• **Work to do**:
Copy the data that follows exactly. Include no pictures.

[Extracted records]
──────────
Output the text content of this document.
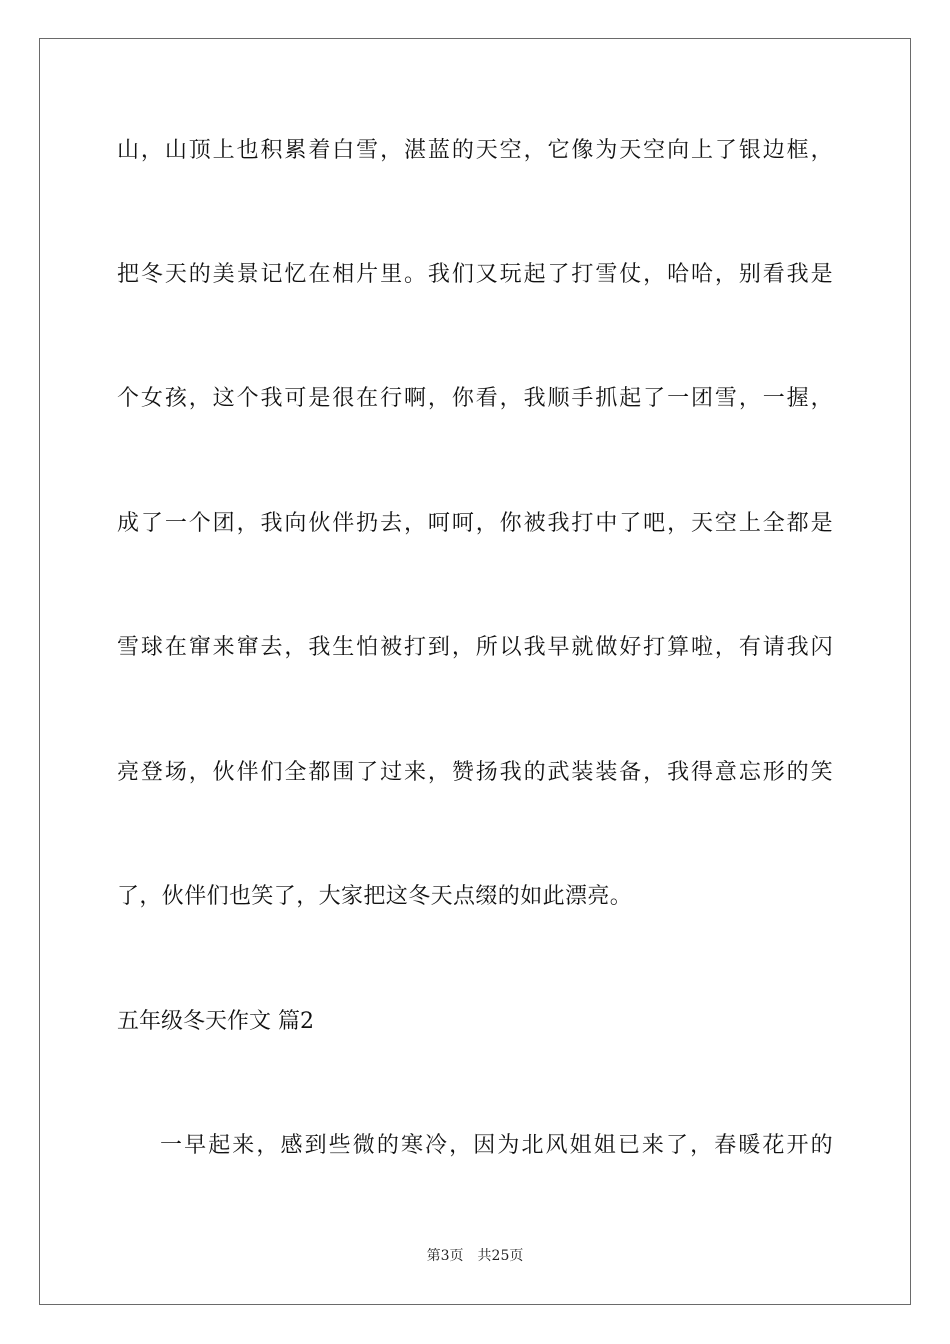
山，山顶上也积累着白雪，湛蓝的天空，它像为天空向上了银边框，
把冬天的美景记忆在相片里。我们又玩起了打雪仗，哈哈，别看我是
个女孩，这个我可是很在行啊，你看，我顺手抓起了一团雪，一握，
成了一个团，我向伙伴扔去，呵呵，你被我打中了吧，天空上全都是
雪球在窜来窜去，我生怕被打到，所以我早就做好打算啦，有请我闪
亮登场，伙伴们全都围了过来，赞扬我的武装装备，我得意忘形的笑
了，伙伴们也笑了，大家把这冬天点缀的如此漂亮。
五年级冬天作文 篇2
一早起来，感到些微的寒冷，因为北风姐姐已来了，春暖花开的
第3页 共25页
──────────
• **Output for this exercise**:
Output the text content of this document.
山，山顶上也积累着白雪，湛蓝的天空，它像为天空向上了银边框，
把冬天的美景记忆在相片里。我们又玩起了打雪仗，哈哈，别看我是
个女孩，这个我可是很在行啊，你看，我顺手抓起了一团雪，一握，
成了一个团，我向伙伴扔去，呵呵，你被我打中了吧，天空上全都是
雪球在窜来窜去，我生怕被打到，所以我早就做好打算啦，有请我闪
亮登场，伙伴们全都围了过来，赞扬我的武装装备，我得意忘形的笑
了，伙伴们也笑了，大家把这冬天点缀的如此漂亮。
五年级冬天作文 篇2
一早起来，感到些微的寒冷，因为北风姐姐已来了，春暖花开的
第3页 共25页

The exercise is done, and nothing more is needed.